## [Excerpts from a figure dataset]
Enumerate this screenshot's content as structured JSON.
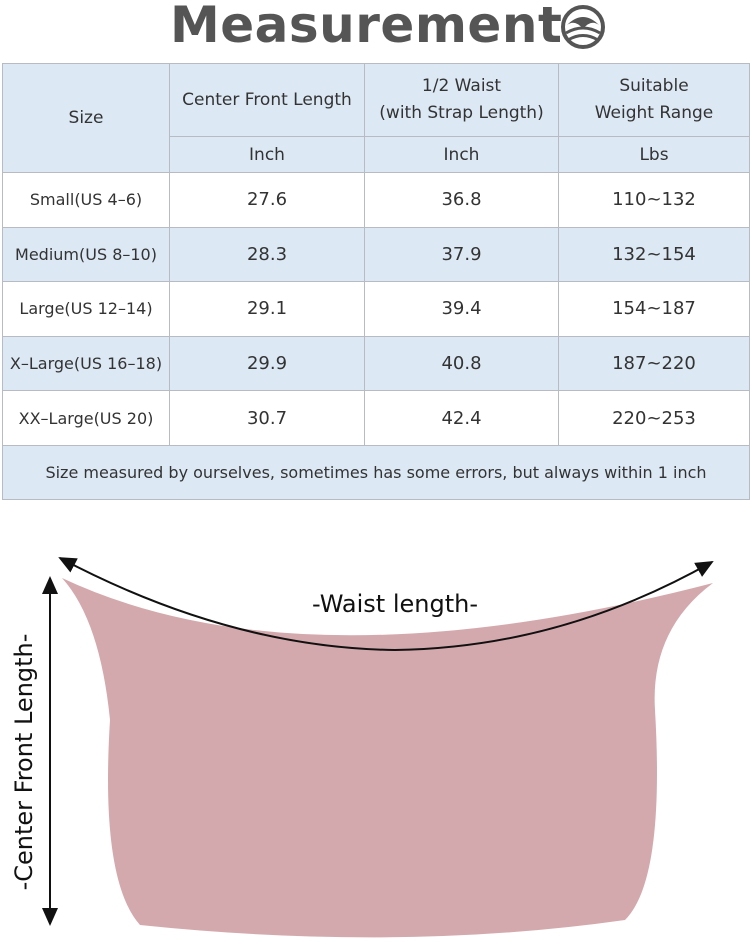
{
  "header": {
    "title": "Measurement"
  },
  "table": {
    "columns": [
      "Size",
      "Center Front Length",
      "1/2 Waist\n(with Strap Length)",
      "Suitable\nWeight Range"
    ],
    "units": [
      "Inch",
      "Inch",
      "Lbs"
    ],
    "rows": [
      [
        "Small(US 4–6)",
        27.6,
        36.8,
        "110~132"
      ],
      [
        "Medium(US 8–10)",
        28.3,
        37.9,
        "132~154"
      ],
      [
        "Large(US 12–14)",
        29.1,
        39.4,
        "154~187"
      ],
      [
        "X–Large(US 16–18)",
        29.9,
        40.8,
        "187~220"
      ],
      [
        "XX–Large(US 20)",
        30.7,
        42.4,
        "220~253"
      ]
    ],
    "note": "Size measured by ourselves, sometimes has some errors, but always within 1 inch"
  },
  "diagram": {
    "waist_label": "-Waist length-",
    "length_label": "-Center Front Length-"
  }
}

## [Aim]
Reproduce all the records verbatim, excluding images.

## [Finished answer]
Enumerate this screenshot's content as structured JSON.
{
  "header": {
    "title": "Measurement"
  },
  "table": {
    "columns": [
      "Size",
      "Center Front Length",
      "1/2 Waist\n(with Strap Length)",
      "Suitable\nWeight Range"
    ],
    "units": [
      "Inch",
      "Inch",
      "Lbs"
    ],
    "rows": [
      [
        "Small(US 4–6)",
        27.6,
        36.8,
        "110~132"
      ],
      [
        "Medium(US 8–10)",
        28.3,
        37.9,
        "132~154"
      ],
      [
        "Large(US 12–14)",
        29.1,
        39.4,
        "154~187"
      ],
      [
        "X–Large(US 16–18)",
        29.9,
        40.8,
        "187~220"
      ],
      [
        "XX–Large(US 20)",
        30.7,
        42.4,
        "220~253"
      ]
    ],
    "note": "Size measured by ourselves, sometimes has some errors, but always within 1 inch"
  },
  "diagram": {
    "waist_label": "-Waist length-",
    "length_label": "-Center Front Length-"
  }
}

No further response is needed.